*Texto fornecido*.
******

O Supremo Tribunal Federal (STF) retomou nesta sexta-feira (17) o julgamento da ADPF 442, ação proposta pelo PSOL que pede a descriminalização do aborto até a 12ª semana de gestação. Até o momento, dois ministros votaram a favor da medida: Rosa Weber e Luís Roberto Barroso.
A ministra Rosa Weber, relatora do processo, foi a primeira a se manifestar — ainda em 2023 — antes de se aposentar, defendendo que os artigos 124 e 126 do Código Penal, que criminalizam a interrupção voluntária da gravidez, são incompatíveis com a Constituição Federal. Para ela, punir a mulher que decide abortar é uma política “ineficaz e desumana”.
O ministro Luís Roberto Barroso, atual presidente do STF, acompanhou o voto da relatora. Ele destacou que a Corte não discute se o aborto é “certo ou errado”, mas se a mulher deve ser presa por tomar essa decisão.
“A discussão real é definir se a mulher que passa por esse infortúnio deve ser tratada como criminosa. A resposta é não”, afirmou Barroso em seu voto.
Logo após o voto do presidente, o ministro Gilmar Mendes pediu destaque, o que suspende automaticamente o julgamento e determina que o caso seja retomado em sessão presencial. Ainda restam nove votos a serem proferidos.

******

*Dados*.
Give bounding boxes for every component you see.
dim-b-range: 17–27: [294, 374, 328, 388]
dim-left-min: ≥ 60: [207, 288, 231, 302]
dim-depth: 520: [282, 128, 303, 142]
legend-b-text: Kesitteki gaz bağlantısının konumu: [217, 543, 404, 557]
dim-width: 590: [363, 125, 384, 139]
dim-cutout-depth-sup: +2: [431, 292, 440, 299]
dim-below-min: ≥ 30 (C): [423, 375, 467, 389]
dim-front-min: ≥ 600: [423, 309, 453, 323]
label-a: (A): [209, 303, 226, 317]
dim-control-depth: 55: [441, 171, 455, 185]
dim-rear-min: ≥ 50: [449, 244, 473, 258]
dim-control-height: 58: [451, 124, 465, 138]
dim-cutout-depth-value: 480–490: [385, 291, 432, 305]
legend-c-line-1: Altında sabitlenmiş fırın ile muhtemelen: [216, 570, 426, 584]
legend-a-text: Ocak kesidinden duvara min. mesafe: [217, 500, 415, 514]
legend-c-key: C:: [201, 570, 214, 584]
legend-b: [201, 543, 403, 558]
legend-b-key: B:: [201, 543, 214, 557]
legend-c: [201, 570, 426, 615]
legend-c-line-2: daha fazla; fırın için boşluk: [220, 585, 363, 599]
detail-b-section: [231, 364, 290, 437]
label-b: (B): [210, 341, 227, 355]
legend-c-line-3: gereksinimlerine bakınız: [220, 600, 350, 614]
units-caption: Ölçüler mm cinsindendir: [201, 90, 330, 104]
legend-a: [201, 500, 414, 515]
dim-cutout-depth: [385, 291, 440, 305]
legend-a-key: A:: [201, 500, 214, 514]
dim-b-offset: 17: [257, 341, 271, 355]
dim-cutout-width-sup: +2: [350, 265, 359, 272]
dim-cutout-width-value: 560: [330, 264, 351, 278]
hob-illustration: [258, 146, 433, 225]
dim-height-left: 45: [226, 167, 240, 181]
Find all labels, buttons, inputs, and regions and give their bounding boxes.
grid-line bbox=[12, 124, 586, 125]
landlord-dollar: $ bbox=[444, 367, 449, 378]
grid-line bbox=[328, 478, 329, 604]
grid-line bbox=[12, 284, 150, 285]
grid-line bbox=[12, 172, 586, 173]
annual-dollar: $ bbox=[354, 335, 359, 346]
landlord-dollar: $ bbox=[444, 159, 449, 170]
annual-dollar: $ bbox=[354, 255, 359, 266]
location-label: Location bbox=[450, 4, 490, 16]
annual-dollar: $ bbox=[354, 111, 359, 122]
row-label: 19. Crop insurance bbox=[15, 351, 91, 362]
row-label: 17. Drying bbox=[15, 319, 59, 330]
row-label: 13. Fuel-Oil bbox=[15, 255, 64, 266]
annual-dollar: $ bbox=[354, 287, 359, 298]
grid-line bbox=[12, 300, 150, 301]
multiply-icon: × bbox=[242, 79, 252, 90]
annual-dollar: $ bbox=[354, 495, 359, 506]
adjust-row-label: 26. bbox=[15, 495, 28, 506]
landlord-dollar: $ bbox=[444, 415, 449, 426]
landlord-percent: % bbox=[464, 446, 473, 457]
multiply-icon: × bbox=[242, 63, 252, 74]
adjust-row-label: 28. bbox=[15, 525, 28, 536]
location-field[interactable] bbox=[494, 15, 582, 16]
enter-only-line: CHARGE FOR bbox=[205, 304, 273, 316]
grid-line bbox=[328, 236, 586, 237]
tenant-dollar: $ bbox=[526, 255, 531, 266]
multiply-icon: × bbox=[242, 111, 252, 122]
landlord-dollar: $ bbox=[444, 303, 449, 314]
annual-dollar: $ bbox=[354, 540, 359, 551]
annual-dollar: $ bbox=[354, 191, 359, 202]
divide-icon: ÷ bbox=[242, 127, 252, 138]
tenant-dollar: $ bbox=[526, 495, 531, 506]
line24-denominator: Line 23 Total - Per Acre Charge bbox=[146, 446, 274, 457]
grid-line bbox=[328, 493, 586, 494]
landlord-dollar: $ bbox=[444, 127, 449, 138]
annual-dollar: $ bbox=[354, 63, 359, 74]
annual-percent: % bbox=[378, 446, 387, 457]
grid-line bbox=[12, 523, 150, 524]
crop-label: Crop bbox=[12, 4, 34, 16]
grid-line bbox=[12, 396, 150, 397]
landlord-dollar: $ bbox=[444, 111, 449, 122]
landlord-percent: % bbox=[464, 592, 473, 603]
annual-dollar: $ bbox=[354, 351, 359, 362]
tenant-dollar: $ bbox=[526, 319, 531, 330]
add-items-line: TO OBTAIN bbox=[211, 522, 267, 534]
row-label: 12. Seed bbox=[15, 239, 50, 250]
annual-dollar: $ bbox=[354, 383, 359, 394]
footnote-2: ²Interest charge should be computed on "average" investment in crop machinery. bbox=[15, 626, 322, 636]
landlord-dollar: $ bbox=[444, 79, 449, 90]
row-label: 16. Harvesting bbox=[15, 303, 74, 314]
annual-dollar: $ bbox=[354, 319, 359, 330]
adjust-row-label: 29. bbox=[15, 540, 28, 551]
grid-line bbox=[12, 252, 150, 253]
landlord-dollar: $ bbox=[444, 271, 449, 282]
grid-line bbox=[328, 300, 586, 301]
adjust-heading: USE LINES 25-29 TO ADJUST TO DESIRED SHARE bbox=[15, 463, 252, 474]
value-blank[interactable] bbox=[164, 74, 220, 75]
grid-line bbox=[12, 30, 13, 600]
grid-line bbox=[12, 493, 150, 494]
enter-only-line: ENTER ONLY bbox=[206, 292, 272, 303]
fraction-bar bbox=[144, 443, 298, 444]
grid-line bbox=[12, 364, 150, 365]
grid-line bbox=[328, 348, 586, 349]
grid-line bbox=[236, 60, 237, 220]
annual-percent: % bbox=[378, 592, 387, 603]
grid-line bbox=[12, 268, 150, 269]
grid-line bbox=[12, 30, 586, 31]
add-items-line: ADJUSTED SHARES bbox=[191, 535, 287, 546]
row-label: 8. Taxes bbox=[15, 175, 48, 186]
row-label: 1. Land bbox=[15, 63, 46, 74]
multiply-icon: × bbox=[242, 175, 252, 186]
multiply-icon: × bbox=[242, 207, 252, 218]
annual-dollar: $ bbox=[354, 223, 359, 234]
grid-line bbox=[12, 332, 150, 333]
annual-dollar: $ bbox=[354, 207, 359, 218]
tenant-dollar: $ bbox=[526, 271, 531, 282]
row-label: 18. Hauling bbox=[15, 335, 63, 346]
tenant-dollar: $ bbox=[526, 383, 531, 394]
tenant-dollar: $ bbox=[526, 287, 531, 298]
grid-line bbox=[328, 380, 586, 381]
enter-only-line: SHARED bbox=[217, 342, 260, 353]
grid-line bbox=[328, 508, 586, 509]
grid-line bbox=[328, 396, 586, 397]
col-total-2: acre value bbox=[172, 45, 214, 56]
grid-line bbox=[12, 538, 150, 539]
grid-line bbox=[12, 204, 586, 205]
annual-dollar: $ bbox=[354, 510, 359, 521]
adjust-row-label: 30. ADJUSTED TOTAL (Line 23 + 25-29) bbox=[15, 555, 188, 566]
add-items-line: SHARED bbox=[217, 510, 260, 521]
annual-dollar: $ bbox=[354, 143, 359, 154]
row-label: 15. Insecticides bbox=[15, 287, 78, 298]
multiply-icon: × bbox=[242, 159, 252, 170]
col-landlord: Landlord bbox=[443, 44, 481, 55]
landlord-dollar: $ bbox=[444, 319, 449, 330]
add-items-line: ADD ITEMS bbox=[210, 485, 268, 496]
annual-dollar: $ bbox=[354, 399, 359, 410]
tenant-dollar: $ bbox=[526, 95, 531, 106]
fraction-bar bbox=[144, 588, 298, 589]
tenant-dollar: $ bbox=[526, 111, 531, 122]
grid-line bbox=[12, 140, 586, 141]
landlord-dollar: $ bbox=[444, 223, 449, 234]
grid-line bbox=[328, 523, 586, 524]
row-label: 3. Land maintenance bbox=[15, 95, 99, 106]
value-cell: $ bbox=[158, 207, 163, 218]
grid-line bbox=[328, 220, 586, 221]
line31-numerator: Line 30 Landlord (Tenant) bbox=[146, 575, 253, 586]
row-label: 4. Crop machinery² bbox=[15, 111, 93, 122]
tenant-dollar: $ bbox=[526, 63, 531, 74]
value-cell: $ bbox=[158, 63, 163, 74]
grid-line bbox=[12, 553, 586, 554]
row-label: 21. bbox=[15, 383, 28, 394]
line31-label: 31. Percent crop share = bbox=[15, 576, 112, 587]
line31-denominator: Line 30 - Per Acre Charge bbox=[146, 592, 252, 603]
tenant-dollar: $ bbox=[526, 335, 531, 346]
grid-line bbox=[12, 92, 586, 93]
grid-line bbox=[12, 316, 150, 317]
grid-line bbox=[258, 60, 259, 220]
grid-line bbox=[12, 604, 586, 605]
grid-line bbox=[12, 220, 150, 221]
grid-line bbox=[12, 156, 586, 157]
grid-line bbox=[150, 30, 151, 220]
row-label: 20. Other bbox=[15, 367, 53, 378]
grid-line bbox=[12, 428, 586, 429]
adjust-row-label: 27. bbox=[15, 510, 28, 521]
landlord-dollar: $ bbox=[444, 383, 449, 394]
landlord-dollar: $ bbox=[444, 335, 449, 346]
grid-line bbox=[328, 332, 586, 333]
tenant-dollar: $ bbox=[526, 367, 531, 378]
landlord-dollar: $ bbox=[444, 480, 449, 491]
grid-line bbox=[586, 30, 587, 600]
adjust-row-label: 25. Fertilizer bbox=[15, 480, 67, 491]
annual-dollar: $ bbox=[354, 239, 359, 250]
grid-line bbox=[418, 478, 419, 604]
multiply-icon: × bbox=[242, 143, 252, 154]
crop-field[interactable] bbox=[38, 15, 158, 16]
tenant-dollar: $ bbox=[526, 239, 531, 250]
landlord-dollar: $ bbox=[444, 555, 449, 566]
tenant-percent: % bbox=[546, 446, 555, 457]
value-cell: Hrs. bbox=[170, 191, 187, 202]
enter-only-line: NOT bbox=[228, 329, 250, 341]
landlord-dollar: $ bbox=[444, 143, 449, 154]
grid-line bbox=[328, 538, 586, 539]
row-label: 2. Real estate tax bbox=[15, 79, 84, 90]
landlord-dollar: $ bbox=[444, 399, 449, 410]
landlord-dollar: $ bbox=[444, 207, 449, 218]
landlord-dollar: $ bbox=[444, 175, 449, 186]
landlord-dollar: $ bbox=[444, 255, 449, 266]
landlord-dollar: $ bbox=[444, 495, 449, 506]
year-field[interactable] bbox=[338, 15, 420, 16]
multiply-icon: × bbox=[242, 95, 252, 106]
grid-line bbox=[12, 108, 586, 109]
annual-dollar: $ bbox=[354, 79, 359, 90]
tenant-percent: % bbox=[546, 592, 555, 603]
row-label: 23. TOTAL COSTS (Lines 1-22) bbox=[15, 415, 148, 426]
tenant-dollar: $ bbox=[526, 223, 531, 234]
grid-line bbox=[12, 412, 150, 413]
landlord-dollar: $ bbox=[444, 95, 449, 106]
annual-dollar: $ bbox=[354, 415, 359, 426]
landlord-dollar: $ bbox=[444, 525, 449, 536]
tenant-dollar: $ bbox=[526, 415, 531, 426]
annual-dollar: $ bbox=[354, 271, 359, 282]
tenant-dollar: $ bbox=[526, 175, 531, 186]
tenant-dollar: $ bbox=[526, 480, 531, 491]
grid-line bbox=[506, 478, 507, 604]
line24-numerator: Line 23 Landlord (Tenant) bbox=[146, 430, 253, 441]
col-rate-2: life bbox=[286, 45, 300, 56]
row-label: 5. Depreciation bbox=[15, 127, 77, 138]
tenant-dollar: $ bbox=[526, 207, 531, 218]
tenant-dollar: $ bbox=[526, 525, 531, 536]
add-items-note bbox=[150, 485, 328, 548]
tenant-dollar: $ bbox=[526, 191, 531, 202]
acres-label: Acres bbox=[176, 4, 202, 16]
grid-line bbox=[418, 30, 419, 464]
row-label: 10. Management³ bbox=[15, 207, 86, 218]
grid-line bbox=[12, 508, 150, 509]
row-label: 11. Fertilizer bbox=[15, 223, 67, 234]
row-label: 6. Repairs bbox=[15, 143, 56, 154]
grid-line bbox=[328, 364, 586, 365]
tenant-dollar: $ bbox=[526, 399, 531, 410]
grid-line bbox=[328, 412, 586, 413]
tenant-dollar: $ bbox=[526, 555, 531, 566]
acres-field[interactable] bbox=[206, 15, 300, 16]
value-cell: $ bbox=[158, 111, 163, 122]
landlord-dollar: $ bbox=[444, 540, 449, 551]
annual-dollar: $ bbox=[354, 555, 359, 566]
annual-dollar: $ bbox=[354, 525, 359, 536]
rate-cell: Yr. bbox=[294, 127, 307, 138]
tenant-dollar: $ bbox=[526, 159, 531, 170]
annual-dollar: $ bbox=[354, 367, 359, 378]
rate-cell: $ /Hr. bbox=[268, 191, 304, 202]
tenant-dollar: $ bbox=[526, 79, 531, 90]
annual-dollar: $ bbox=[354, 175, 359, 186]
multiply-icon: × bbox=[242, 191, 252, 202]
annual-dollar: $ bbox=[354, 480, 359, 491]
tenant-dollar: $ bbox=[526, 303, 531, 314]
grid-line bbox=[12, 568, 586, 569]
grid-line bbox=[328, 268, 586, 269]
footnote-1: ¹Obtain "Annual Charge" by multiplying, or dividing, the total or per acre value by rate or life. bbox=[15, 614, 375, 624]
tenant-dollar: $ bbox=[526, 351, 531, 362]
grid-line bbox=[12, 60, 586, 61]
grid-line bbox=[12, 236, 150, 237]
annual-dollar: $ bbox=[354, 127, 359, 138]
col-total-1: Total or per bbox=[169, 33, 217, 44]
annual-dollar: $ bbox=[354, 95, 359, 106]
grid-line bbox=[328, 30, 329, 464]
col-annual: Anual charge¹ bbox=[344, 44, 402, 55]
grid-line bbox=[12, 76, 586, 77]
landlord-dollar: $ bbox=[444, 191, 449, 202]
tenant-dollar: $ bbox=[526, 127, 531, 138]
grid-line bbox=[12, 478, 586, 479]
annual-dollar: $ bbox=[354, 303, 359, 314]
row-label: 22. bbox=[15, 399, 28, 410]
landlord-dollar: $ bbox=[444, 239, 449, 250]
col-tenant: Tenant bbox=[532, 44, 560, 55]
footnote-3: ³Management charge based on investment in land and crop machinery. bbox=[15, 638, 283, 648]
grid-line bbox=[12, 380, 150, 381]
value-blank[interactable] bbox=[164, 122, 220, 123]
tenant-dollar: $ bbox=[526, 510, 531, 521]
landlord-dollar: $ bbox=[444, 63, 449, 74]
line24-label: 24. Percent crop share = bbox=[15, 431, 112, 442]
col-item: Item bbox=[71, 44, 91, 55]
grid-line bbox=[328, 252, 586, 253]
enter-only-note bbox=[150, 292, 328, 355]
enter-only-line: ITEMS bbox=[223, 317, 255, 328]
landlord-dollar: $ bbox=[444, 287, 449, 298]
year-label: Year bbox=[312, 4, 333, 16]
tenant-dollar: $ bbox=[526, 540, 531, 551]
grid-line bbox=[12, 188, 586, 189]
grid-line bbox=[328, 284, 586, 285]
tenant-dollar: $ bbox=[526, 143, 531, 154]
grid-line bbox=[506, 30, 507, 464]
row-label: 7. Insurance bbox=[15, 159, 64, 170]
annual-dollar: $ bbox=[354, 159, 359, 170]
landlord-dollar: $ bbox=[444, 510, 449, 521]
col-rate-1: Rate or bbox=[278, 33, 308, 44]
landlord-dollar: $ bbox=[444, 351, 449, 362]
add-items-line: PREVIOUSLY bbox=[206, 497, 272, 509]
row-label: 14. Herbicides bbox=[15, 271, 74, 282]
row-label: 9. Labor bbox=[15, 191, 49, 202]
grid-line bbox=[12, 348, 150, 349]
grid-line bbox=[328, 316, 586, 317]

******

*Tarefas*.
(a) Reescreva em forma de lista o parágrafo do texto sobre o julgamento no STF que começa com "A ministra Rosa Weber, relatora do processo", mantendo os fatos principais.
(b) Dê a continuação do texto sobre o julgamento no STF a partir da sua última frase.

*Respostas*.
(a)
- Rosa Weber, relatora do processo, foi a primeira a votar, ainda em 2023, antes de se aposentar.
- Ela considerou os artigos 124 e 126 do Código Penal, que criminalizam a interrupção voluntária da gravidez, incompatíveis com a Constituição Federal.
- Para a ministra, punir a mulher que decide abortar é uma política "ineficaz e desumana".

(b)
Contexto e impacto
Atualmente, o aborto é permitido no Brasil apenas em casos de estupro, risco à vida da gestante ou anencefalia do feto. Caso o STF decida a favor da ADPF 442, a interrupção voluntária da gravidez até 12 semanas deixaria de ser crime em todo o país, gerando profunda mudança na legislação penal e na política de saúde pública.
O tema divide o Congresso e mobiliza grupos religiosos e movimentos feministas. Parlamentares da bancada evangélica já anunciaram que, se a Corte avançar na descriminalização, tentarão aprovar uma Proposta de Emenda Constitucional para reforçar a criminalização do aborto.
A data para a retomada do julgamento ainda não foi definida.